── Text provided

Question

Radium (Ra 226 ,half life is 1622 years) decay into radon (Em 222, half life is 3.82 days), which is a monoatomic gas .A sample of 100 mC initially pure radium is allowed to come to equilibrium with its decay products for several months. Compute the number of radon atoms present at that time.What volume would this gas occupy at NTP?

Answer 1

Can you have a go at this first?!

Happy to provide a second opinion. :-))

Answer 2

can you help me to solve this problem please?

Answer 3

radio active EXPONENTIAL DECAY LAW is maybe going to be PART of the solution here ?
http://perendis.webs.com

Answer 4

"several months" in 1622 YEARS ????? Je ne comprends pas.

Answer 5

I am assuming you are familiar with the usual population growth/decay model used in radioactive decay.....

\(\dot N = - \lambda N \implies N = N_o e^{- \lambda t}\)

Where N is the unit you choose, say number of atoms, or total mass of element

Here, you have a sequence of decay .... ie substance 1 decaying into substance 2 decaying into substance 3, so we need to modify that model


we can say that the amount of substance 1 (Radium) at any time is as above:

\(N_1 = N_{o1} e^{- \lambda_1 t}\), and thus \( \dot N_1 = -\lambda_1 N_{o1} e^{- \lambda_1 t} \quad \star\)

────
── Data listing

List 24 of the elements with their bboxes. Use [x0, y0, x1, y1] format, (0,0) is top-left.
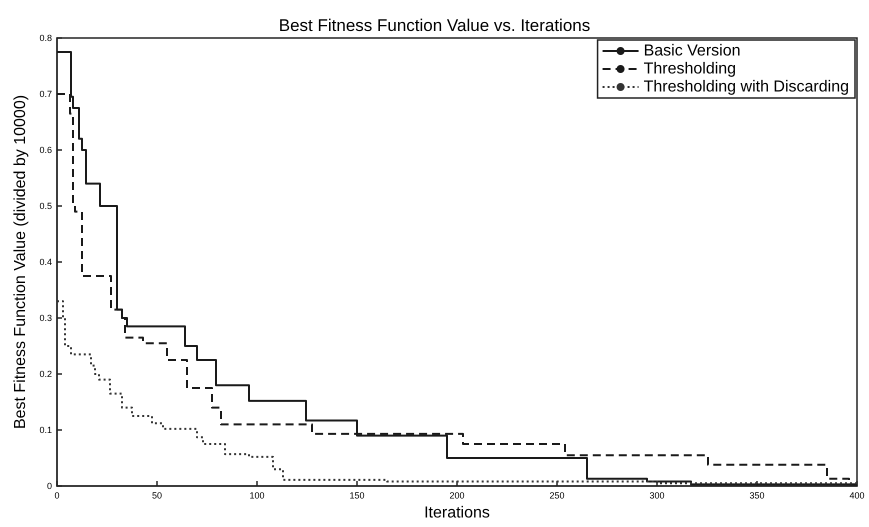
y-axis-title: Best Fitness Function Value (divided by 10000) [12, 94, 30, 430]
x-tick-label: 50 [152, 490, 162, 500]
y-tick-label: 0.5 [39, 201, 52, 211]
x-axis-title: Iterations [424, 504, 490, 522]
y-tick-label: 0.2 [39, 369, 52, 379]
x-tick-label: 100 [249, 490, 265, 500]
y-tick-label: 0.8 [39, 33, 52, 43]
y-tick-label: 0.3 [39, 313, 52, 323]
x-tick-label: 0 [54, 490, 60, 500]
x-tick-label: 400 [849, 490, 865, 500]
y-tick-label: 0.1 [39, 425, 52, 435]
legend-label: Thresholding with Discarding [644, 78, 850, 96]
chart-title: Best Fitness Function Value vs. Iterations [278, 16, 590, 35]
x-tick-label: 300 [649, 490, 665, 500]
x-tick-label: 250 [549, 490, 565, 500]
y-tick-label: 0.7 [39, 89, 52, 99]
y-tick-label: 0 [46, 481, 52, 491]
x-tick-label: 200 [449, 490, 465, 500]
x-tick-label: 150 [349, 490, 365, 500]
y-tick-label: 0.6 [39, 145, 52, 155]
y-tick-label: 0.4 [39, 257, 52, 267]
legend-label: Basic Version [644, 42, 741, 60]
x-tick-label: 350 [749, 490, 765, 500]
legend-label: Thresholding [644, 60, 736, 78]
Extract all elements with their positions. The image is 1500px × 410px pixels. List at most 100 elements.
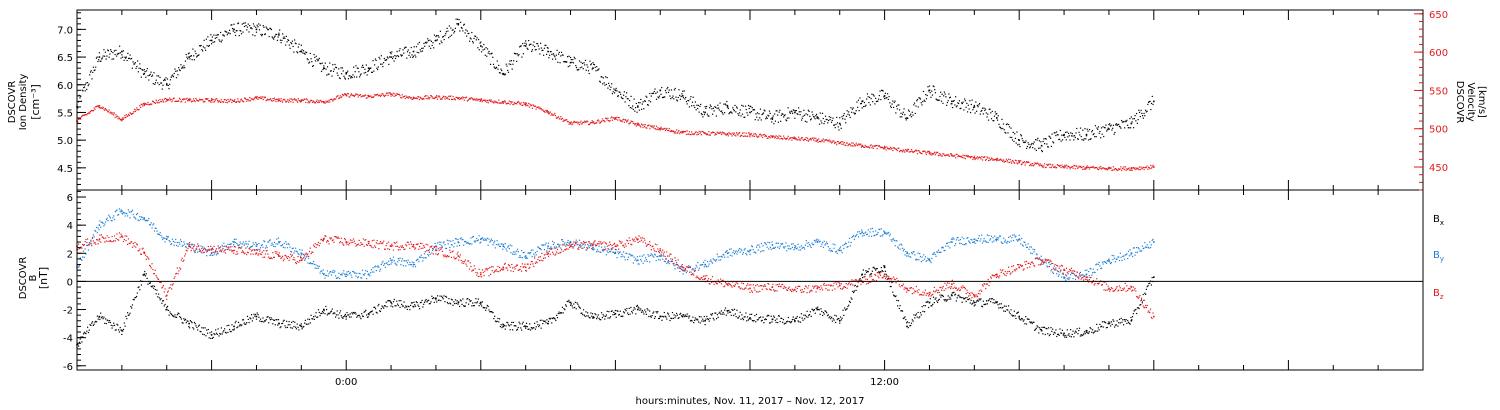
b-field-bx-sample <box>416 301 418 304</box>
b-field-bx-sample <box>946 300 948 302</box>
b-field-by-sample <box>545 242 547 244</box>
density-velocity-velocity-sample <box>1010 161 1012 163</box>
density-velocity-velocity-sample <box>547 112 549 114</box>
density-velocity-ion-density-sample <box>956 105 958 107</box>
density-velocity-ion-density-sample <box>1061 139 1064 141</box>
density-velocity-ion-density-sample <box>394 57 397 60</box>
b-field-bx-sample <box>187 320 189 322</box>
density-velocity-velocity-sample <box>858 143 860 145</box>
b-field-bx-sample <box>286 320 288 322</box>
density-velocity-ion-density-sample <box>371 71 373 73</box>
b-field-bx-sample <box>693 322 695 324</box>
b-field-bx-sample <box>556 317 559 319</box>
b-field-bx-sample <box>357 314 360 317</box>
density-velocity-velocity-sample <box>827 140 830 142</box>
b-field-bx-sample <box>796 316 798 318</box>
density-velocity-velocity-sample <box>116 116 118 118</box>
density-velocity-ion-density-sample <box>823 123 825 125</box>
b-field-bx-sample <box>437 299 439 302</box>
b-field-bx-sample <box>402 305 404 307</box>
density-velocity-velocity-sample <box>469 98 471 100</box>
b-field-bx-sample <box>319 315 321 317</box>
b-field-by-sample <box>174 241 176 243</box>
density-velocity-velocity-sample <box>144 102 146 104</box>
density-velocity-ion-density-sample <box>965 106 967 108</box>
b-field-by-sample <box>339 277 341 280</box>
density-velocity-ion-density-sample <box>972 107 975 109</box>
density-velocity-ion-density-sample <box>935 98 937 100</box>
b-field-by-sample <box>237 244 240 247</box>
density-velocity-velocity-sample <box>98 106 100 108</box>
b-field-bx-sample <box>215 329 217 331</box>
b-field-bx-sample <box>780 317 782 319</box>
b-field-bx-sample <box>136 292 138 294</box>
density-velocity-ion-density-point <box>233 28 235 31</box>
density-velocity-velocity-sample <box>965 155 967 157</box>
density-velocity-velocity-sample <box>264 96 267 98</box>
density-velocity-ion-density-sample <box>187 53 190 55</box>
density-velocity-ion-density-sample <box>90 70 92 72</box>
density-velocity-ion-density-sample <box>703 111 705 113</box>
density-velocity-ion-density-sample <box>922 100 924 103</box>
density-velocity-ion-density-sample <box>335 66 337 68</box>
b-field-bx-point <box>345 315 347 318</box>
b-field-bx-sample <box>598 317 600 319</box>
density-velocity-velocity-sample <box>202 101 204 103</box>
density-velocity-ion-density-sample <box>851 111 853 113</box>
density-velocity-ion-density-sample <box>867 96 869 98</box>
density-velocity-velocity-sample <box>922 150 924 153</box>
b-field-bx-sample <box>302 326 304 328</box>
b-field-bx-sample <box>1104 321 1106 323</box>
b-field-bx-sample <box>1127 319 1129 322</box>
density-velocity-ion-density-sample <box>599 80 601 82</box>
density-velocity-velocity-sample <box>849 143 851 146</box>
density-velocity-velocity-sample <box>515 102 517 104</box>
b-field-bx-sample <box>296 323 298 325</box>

────

* [Required work]
1. Answer these from the radium decay thread:
(a) What half-life does the posted problem give for radon?
(b) Which law does Answer 3 suggest may be part of the solution?
(c) According to Answer 5, what can N stand for?
2. Please carry on the radium decay thread from the point where it stops.
The material comes from a different source than the radium decay thread.

* [Outputs by task]
1.
(a) 3.82 days
(b) The radioactive exponential decay law
(c) The unit you choose, such as the number of atoms or the total mass of the element

2.
But, for substnce 2 (Radon), it is both being created and decaying itself, we we say that in terms of number of atoms at any point in time:

\(\dot N_2 = -\dot N_1 - \lambda_2 N_2 \) ... adding the decayed Radium (\(\dot N_1\) is negative so negative sign means we're adding it here), and substracting the decayed Radon.

Once here, it's process until we get a useful model. From \(\star\)

\(\dot N_2 = \lambda_1 N_{o1} e^{- \lambda_1 t} - \lambda_2 N_2 \)

Then write it like this....

\(\dot N_2 + \lambda_2 N_2 = \lambda_1 N_{o1} e^{- \lambda_1 t} \)

.....from which you have integrating factor \(\exp (\int ~ \lambda_2 dt ) = e^{\lambda_2 t} \)

.....and the useful IV that \(N_{o2} = 0\)!!

And 4 or 5 more lines you end up here:

\(N_2(t) = \dfrac{\lambda_1}{\lambda_2 - \lambda_1} N_{o1} (e^{- \lambda_1 t}- e^{- \lambda_2 t} )\)

Finishing it off requires a litle bit of chemistry but be very careful with the units. You can convery Curie into grammes and number of atoms, if you like. They want the latter so let thet be the units of N.

In terms of time, the parameter \(\lambda\) connects with half life \(\tau\) as follows

\(\dfrac{1}{2} = e ^ {-\lambda \tau} \implies \lambda = \dfrac{ln(2)}{\tau}\)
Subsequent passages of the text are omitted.